● **TASK PROMPT**:
From the entries below, copy every line where the string "JSON" appears.

Entries taken from a collection:
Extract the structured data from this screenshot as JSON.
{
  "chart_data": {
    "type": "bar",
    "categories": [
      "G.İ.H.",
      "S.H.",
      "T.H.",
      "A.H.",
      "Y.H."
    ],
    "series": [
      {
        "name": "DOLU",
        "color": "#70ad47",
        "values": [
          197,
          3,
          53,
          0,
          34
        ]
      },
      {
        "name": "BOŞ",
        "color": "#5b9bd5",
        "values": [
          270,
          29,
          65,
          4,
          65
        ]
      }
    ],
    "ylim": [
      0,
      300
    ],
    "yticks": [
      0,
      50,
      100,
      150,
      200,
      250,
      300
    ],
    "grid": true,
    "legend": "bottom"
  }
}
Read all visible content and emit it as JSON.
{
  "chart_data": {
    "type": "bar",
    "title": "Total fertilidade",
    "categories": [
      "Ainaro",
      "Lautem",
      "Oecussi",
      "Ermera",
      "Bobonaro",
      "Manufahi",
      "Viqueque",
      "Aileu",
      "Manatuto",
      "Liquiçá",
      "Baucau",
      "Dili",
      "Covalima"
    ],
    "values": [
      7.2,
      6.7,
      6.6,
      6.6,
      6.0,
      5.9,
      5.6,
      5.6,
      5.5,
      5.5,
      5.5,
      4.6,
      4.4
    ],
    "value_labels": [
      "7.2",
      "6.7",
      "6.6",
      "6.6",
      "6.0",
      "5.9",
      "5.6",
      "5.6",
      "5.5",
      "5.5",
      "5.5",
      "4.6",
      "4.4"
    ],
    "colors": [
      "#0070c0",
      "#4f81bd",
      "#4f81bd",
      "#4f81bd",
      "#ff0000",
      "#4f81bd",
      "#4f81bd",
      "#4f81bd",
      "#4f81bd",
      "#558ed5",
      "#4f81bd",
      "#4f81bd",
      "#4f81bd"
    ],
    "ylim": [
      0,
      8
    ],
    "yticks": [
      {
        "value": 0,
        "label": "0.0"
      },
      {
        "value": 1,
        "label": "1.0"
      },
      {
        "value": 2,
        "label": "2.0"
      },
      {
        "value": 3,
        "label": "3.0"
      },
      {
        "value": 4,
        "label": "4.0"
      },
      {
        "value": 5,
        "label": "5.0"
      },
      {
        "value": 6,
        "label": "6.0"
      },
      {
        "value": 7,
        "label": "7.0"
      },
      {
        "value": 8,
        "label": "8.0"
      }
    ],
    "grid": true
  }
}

● **ANSWER**:
Extract the structured data from this screenshot as JSON.
Read all visible content and emit it as JSON.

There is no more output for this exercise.